### [Short problem]
Give the listing again exactly, omitting its images.

# Records provided start

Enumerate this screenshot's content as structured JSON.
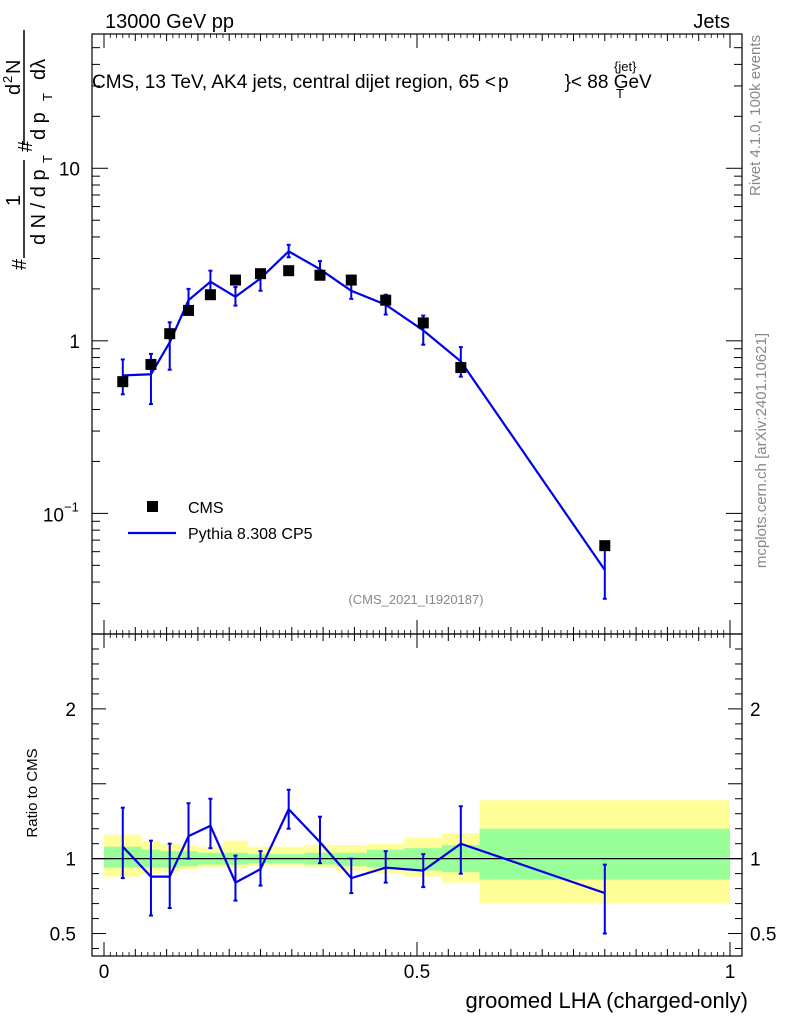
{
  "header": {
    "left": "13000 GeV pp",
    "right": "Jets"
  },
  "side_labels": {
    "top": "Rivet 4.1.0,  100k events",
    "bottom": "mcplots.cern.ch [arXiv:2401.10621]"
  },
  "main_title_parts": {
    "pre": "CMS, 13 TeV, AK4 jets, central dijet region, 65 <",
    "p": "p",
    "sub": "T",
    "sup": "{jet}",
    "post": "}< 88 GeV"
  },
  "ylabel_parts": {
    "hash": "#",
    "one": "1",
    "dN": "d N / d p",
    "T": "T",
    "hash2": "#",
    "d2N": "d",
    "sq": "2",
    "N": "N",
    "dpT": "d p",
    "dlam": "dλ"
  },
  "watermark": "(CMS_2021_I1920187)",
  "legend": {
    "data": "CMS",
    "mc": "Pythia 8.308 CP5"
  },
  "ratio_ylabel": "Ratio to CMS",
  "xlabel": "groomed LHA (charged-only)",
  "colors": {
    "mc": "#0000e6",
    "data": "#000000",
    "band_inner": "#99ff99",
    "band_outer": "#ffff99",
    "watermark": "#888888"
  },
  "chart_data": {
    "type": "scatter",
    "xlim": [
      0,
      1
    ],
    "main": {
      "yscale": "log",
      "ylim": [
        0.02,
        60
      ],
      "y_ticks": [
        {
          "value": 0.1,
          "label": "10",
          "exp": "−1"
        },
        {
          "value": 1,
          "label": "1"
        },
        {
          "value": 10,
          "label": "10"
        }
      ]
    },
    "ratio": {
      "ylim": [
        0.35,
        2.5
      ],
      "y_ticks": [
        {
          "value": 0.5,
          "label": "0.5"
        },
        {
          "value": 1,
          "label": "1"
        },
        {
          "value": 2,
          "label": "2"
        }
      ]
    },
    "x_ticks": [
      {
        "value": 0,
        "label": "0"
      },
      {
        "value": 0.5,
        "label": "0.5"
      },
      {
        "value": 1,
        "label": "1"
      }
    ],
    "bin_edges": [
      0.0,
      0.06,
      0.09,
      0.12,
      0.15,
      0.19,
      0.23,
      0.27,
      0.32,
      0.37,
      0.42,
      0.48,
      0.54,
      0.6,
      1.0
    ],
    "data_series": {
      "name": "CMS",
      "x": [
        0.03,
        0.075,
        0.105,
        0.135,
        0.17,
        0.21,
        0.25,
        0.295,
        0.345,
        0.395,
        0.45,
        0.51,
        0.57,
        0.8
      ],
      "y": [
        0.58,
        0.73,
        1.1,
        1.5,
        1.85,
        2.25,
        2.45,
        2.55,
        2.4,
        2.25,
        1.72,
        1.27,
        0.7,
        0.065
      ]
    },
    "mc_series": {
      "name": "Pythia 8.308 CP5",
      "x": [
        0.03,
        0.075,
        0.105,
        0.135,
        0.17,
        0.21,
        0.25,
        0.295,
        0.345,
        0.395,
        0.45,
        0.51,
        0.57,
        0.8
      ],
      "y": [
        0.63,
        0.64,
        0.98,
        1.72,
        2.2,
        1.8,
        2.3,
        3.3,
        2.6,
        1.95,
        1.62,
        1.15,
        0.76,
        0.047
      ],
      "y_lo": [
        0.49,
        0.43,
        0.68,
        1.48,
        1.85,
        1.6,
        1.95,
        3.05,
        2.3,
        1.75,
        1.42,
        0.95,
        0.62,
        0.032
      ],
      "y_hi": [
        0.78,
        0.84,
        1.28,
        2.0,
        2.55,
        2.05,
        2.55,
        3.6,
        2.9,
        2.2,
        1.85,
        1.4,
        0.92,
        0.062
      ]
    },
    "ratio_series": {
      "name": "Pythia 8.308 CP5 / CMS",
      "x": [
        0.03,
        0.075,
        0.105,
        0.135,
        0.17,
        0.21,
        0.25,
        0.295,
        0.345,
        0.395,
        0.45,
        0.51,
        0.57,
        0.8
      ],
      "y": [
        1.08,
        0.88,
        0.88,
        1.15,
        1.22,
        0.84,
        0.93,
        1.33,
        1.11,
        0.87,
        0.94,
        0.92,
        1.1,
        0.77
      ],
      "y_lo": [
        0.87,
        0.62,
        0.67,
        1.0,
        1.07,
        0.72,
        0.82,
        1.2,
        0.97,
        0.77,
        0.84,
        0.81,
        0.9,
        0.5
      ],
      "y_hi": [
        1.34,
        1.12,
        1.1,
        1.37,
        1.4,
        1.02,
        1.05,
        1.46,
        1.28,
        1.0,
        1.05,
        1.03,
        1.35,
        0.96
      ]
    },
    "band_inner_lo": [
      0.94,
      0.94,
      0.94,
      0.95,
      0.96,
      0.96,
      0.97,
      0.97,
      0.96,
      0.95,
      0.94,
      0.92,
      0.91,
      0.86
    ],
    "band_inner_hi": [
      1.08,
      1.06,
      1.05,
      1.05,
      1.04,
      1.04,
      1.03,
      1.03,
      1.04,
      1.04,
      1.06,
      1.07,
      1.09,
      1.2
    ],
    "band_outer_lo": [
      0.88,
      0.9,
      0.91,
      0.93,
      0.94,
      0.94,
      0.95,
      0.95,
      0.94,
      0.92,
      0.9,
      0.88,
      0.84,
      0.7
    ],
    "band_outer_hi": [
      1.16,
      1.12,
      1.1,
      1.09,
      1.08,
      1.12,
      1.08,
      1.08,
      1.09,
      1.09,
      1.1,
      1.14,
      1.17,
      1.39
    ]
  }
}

# Records provided end

### [Complete output]
Enumerate this screenshot's content as structured JSON.
{
  "header": {
    "left": "13000 GeV pp",
    "right": "Jets"
  },
  "side_labels": {
    "top": "Rivet 4.1.0,  100k events",
    "bottom": "mcplots.cern.ch [arXiv:2401.10621]"
  },
  "main_title_parts": {
    "pre": "CMS, 13 TeV, AK4 jets, central dijet region, 65 <",
    "p": "p",
    "sub": "T",
    "sup": "{jet}",
    "post": "}< 88 GeV"
  },
  "ylabel_parts": {
    "hash": "#",
    "one": "1",
    "dN": "d N / d p",
    "T": "T",
    "hash2": "#",
    "d2N": "d",
    "sq": "2",
    "N": "N",
    "dpT": "d p",
    "dlam": "dλ"
  },
  "watermark": "(CMS_2021_I1920187)",
  "legend": {
    "data": "CMS",
    "mc": "Pythia 8.308 CP5"
  },
  "ratio_ylabel": "Ratio to CMS",
  "xlabel": "groomed LHA (charged-only)",
  "colors": {
    "mc": "#0000e6",
    "data": "#000000",
    "band_inner": "#99ff99",
    "band_outer": "#ffff99",
    "watermark": "#888888"
  },
  "chart_data": {
    "type": "scatter",
    "xlim": [
      0,
      1
    ],
    "main": {
      "yscale": "log",
      "ylim": [
        0.02,
        60
      ],
      "y_ticks": [
        {
          "value": 0.1,
          "label": "10",
          "exp": "−1"
        },
        {
          "value": 1,
          "label": "1"
        },
        {
          "value": 10,
          "label": "10"
        }
      ]
    },
    "ratio": {
      "ylim": [
        0.35,
        2.5
      ],
      "y_ticks": [
        {
          "value": 0.5,
          "label": "0.5"
        },
        {
          "value": 1,
          "label": "1"
        },
        {
          "value": 2,
          "label": "2"
        }
      ]
    },
    "x_ticks": [
      {
        "value": 0,
        "label": "0"
      },
      {
        "value": 0.5,
        "label": "0.5"
      },
      {
        "value": 1,
        "label": "1"
      }
    ],
    "bin_edges": [
      0.0,
      0.06,
      0.09,
      0.12,
      0.15,
      0.19,
      0.23,
      0.27,
      0.32,
      0.37,
      0.42,
      0.48,
      0.54,
      0.6,
      1.0
    ],
    "data_series": {
      "name": "CMS",
      "x": [
        0.03,
        0.075,
        0.105,
        0.135,
        0.17,
        0.21,
        0.25,
        0.295,
        0.345,
        0.395,
        0.45,
        0.51,
        0.57,
        0.8
      ],
      "y": [
        0.58,
        0.73,
        1.1,
        1.5,
        1.85,
        2.25,
        2.45,
        2.55,
        2.4,
        2.25,
        1.72,
        1.27,
        0.7,
        0.065
      ]
    },
    "mc_series": {
      "name": "Pythia 8.308 CP5",
      "x": [
        0.03,
        0.075,
        0.105,
        0.135,
        0.17,
        0.21,
        0.25,
        0.295,
        0.345,
        0.395,
        0.45,
        0.51,
        0.57,
        0.8
      ],
      "y": [
        0.63,
        0.64,
        0.98,
        1.72,
        2.2,
        1.8,
        2.3,
        3.3,
        2.6,
        1.95,
        1.62,
        1.15,
        0.76,
        0.047
      ],
      "y_lo": [
        0.49,
        0.43,
        0.68,
        1.48,
        1.85,
        1.6,
        1.95,
        3.05,
        2.3,
        1.75,
        1.42,
        0.95,
        0.62,
        0.032
      ],
      "y_hi": [
        0.78,
        0.84,
        1.28,
        2.0,
        2.55,
        2.05,
        2.55,
        3.6,
        2.9,
        2.2,
        1.85,
        1.4,
        0.92,
        0.062
      ]
    },
    "ratio_series": {
      "name": "Pythia 8.308 CP5 / CMS",
      "x": [
        0.03,
        0.075,
        0.105,
        0.135,
        0.17,
        0.21,
        0.25,
        0.295,
        0.345,
        0.395,
        0.45,
        0.51,
        0.57,
        0.8
      ],
      "y": [
        1.08,
        0.88,
        0.88,
        1.15,
        1.22,
        0.84,
        0.93,
        1.33,
        1.11,
        0.87,
        0.94,
        0.92,
        1.1,
        0.77
      ],
      "y_lo": [
        0.87,
        0.62,
        0.67,
        1.0,
        1.07,
        0.72,
        0.82,
        1.2,
        0.97,
        0.77,
        0.84,
        0.81,
        0.9,
        0.5
      ],
      "y_hi": [
        1.34,
        1.12,
        1.1,
        1.37,
        1.4,
        1.02,
        1.05,
        1.46,
        1.28,
        1.0,
        1.05,
        1.03,
        1.35,
        0.96
      ]
    },
    "band_inner_lo": [
      0.94,
      0.94,
      0.94,
      0.95,
      0.96,
      0.96,
      0.97,
      0.97,
      0.96,
      0.95,
      0.94,
      0.92,
      0.91,
      0.86
    ],
    "band_inner_hi": [
      1.08,
      1.06,
      1.05,
      1.05,
      1.04,
      1.04,
      1.03,
      1.03,
      1.04,
      1.04,
      1.06,
      1.07,
      1.09,
      1.2
    ],
    "band_outer_lo": [
      0.88,
      0.9,
      0.91,
      0.93,
      0.94,
      0.94,
      0.95,
      0.95,
      0.94,
      0.92,
      0.9,
      0.88,
      0.84,
      0.7
    ],
    "band_outer_hi": [
      1.16,
      1.12,
      1.1,
      1.09,
      1.08,
      1.12,
      1.08,
      1.08,
      1.09,
      1.09,
      1.1,
      1.14,
      1.17,
      1.39
    ]
  }
}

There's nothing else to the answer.